* [Work instructions]:
Please proceed with the passage below on legal strategies against the use of nonhuman animals, writing on from its last sentence.

***** Passage provided

That approach was much discussed during the end of the 90s particularly after Rain without Thunder was published. I mentioned at the beginning that one approach against the use of nonhuman animals focused in changes in the law. There are two ways in which this can be done. First, by introducing regulations in the ways in which nonhuman animals are used. This is a strategy that so called "animal welfarism" has traditionally followed though it has been used to further other purposes. I think we can call that strategy "regulationism". (I think it's wrong to call it welfarism, because "welfarism" is the name of the movement rather than a strategy, and so called "welfarism" also followed other strategies, such as, for instance public education).

 

Ok, regulationism has been often questioned on the basis that many people may think that those defending regulationism are actually claiming that the practice they want to regulate is morally ok. Now, the other strategy that one can implement if one focuses on the law is trying to achieve incremental prohibitions of practices involving the use of nonhuman animals. Their supporters may claim that this strategy avoids the objection presented above.

 

That might be true in many cases. Though we can think, of course, that many people may also have the impression that what we are aiming to do is to have THAT particular practice prohibited. This can be clearly seen in the case of bullfighting. Many people from the public think that those who oppose are only opposing bullfighting, not the use of animals in general. Again, I think that in order to examine this issue, we should have an approach similar to the one I proposed in order to examine certain campaigns that can be used to different strategies.

**********
***** Material

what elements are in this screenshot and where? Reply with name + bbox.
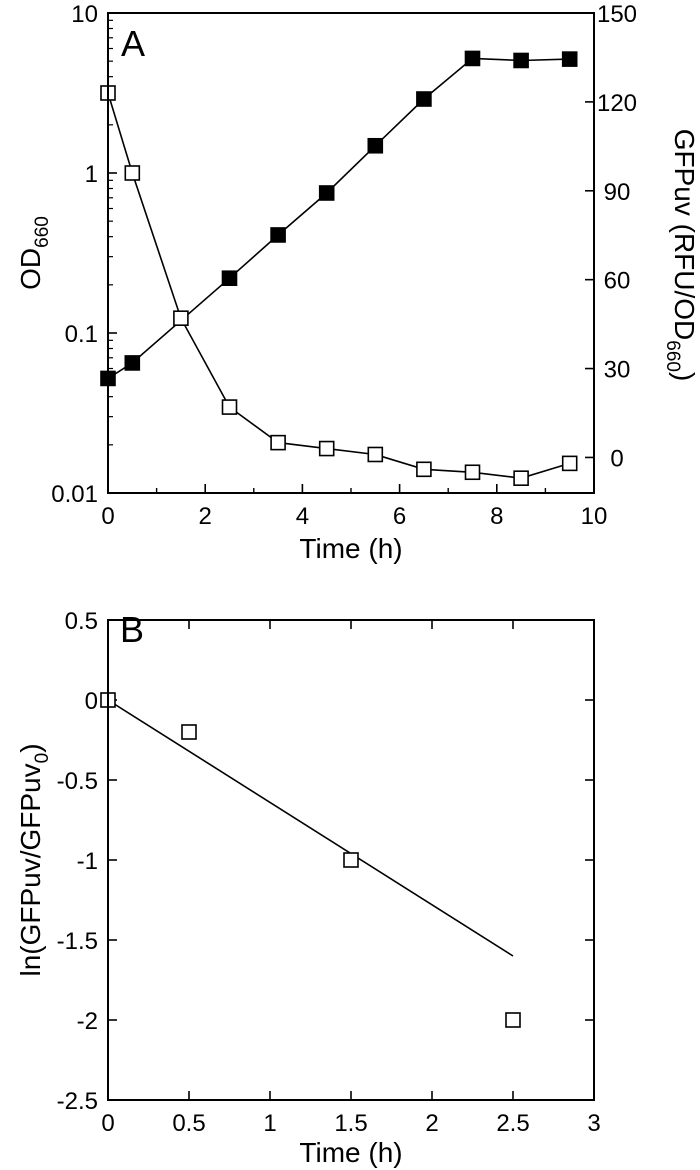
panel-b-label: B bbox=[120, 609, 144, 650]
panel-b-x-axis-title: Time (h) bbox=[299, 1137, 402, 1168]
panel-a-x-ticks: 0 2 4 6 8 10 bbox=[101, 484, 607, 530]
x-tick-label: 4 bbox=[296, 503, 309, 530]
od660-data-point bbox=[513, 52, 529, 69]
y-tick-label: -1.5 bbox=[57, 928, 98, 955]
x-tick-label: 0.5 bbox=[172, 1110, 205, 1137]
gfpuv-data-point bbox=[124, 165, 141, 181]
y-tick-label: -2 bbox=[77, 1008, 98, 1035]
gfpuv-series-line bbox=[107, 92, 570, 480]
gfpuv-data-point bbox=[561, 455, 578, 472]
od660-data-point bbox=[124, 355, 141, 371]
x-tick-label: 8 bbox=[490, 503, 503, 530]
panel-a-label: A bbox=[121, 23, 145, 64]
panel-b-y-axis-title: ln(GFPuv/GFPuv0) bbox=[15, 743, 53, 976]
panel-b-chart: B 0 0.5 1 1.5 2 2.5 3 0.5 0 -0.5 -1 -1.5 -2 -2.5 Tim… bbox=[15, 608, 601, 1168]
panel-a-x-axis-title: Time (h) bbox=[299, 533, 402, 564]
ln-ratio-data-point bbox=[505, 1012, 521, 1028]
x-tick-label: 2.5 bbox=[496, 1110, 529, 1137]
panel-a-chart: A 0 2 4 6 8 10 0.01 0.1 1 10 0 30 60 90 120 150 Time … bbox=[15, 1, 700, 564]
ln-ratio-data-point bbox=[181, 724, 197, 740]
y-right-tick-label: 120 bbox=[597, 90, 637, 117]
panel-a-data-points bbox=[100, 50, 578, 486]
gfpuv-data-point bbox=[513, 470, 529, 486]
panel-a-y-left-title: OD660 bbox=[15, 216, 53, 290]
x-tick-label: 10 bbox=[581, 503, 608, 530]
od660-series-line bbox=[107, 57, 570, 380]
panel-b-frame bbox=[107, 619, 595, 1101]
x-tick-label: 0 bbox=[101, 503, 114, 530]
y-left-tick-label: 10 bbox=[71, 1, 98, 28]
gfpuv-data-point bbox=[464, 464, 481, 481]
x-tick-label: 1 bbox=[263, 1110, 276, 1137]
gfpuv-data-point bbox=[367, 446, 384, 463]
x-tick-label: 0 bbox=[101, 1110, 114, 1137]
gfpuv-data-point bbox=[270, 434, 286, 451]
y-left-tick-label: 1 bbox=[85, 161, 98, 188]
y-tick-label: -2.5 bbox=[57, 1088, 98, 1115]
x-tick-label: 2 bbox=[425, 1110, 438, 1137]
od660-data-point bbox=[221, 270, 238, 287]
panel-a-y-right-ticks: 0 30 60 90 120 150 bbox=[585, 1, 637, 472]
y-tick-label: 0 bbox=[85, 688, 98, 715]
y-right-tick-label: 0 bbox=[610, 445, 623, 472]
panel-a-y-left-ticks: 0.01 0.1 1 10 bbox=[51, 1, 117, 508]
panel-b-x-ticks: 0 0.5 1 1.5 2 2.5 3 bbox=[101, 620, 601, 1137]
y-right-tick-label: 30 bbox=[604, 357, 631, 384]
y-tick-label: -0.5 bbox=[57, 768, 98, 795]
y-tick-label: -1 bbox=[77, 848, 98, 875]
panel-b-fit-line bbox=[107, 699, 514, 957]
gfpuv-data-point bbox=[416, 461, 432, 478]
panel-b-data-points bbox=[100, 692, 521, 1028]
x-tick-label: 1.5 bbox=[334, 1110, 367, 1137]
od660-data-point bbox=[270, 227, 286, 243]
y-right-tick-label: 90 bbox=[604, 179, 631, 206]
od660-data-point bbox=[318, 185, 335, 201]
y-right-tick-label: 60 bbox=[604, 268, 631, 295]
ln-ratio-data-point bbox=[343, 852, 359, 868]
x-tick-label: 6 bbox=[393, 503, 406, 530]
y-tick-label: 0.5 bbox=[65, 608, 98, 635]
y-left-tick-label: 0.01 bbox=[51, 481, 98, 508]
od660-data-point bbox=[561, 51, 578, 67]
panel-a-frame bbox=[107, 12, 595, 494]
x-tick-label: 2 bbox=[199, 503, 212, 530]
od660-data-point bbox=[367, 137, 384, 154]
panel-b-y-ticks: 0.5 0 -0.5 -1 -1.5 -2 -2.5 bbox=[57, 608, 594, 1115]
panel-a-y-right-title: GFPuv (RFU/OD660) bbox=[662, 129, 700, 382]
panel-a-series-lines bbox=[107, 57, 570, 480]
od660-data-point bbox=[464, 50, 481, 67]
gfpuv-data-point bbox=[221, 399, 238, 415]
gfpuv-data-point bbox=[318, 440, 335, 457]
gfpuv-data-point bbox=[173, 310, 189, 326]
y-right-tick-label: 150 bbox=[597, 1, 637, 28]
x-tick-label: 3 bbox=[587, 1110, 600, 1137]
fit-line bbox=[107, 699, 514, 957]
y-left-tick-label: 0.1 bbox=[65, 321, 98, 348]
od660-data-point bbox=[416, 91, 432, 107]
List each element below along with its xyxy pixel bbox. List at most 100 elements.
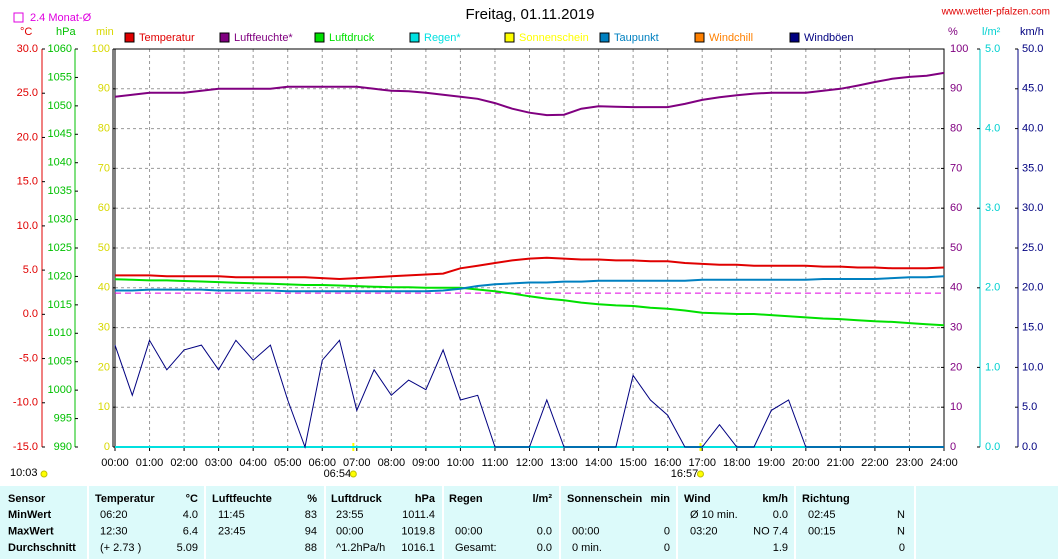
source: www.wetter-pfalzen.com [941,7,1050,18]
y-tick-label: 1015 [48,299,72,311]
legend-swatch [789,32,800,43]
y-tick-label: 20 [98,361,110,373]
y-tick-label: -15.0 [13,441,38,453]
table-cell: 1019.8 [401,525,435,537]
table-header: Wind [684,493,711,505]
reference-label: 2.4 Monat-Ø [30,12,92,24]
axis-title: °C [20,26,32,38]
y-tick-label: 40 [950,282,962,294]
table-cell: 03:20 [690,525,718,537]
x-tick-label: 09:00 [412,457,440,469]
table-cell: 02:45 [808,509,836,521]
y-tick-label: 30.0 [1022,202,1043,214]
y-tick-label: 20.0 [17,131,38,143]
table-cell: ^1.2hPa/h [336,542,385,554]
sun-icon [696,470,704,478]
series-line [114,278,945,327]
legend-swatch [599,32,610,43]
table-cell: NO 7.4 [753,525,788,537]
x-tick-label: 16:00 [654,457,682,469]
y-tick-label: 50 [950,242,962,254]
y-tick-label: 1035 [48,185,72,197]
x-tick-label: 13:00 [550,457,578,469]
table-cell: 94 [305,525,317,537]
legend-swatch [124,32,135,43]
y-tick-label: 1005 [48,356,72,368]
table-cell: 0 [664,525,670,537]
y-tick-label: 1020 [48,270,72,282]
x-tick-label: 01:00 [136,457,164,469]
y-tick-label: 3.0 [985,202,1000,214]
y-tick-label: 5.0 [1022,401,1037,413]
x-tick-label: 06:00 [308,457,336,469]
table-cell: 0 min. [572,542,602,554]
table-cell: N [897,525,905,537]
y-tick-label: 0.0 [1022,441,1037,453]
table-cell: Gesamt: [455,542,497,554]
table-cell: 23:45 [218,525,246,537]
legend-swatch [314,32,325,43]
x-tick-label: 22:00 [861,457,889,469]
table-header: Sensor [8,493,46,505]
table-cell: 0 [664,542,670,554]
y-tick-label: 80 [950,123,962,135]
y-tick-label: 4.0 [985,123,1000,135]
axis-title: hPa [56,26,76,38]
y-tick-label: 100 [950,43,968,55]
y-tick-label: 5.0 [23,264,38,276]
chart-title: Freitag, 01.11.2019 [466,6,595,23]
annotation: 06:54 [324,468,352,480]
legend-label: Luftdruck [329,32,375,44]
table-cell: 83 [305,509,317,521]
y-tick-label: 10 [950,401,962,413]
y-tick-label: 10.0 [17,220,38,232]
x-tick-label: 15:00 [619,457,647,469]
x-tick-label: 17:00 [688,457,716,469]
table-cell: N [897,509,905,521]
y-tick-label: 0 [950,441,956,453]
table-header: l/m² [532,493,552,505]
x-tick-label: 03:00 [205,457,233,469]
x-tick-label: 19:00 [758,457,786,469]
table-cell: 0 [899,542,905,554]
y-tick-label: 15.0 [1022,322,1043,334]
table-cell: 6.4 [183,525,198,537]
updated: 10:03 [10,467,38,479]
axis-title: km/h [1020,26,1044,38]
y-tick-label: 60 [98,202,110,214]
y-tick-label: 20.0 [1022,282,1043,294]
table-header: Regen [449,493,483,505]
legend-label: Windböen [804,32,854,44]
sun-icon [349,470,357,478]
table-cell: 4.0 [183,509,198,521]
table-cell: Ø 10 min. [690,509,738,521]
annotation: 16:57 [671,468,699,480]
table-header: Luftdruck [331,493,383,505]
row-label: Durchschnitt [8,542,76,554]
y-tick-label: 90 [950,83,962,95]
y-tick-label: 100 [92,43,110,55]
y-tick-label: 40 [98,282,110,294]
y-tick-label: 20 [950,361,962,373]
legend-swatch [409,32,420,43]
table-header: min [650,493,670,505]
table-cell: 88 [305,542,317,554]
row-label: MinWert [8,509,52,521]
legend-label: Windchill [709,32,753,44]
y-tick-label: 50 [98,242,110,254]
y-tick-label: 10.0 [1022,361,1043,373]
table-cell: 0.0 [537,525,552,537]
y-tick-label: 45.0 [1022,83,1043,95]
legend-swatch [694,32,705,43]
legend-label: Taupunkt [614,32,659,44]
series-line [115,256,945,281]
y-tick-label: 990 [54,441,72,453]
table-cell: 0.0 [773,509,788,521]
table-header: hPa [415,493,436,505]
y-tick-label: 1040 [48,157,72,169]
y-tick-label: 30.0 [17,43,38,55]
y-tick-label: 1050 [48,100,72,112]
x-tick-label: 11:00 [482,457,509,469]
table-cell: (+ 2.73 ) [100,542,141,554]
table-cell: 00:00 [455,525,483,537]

**********

* [Task result]:
I think that these campaigns, if properly carried out, may be a way to get new activists involved and to reach the general public through media appearances, etc. If our purpose is to question speciesism, we might use them as a tool for it.

 

However, I disagree with the idea that we can end the use of nonhuman animals by progressively, incrementally prohibiting one by one all the particular practices involving the use of nonhuman animals. This is interesting because it means that if we are to get involved in these campaigns at all we need to know how to do it.

 

Let me put a couple of examples having to do with bullfighting

 

Last year, during the discussion at the Catalonian parliament about whether bullfighting should be banned there there was some public outrage because one speaker made a comparison between bullfighting and the sexual mutilation of girls. I thought that was excellent, because that meant that the campaign made it possible that there was a debate having to do with the question of whether it's justified to discriminate against nonhumans. However, those who were promoting the prohibition didn't like it at all because such debate hampered their campaign I couldn't disagree more with them on this point that debate should be what the whole campaign was all about!!!

 

 (Equally, I think something similar can happen in other campaigns, I recall reading a leaflet against a lab which was intended to close down, saying "why this particular lab is different")

 

Anyhow, to summarize I don't think that incremental prohibitions are per se the way in which the use of nonhuman animals can end I do think that in some cases they can be carried out with the aim of questioning speciesism either directly or indirectly, for instance, through getting more activists involved.

 

Personally I’d never tell a group of local antispeciesist activists to organize street demos against bullfighting to change people’s minds about it. But I may see the ways in which we can use the fact that there is a big struggle against bullfights in order to advance our more general case.

 

Carolyn Bailey:

Thanks again, Oscar!

 

Oscar Horta:

Thank you!

 

Tim Gier:

Thank you Oscar, I appreciate your detailed response!

 

Eugene Farberov:

so the aim should be advance the understanding that speciesm and exploitation is wrong, instead of focusing on individual instances of violation which may move attention away from the main issue of speciesism?

 

Oscar Horta:

Mmmm...

 

I don't know if I'd put it like that though I think I agree, so i guess I should say "DONE"

 

Carolyn Bailey:

Thanks, Oscar!

 

Eugene Farberov:

thanks!

 

Oscar Horta:

Thank you!

 

I'm really enjoying your interesting questions!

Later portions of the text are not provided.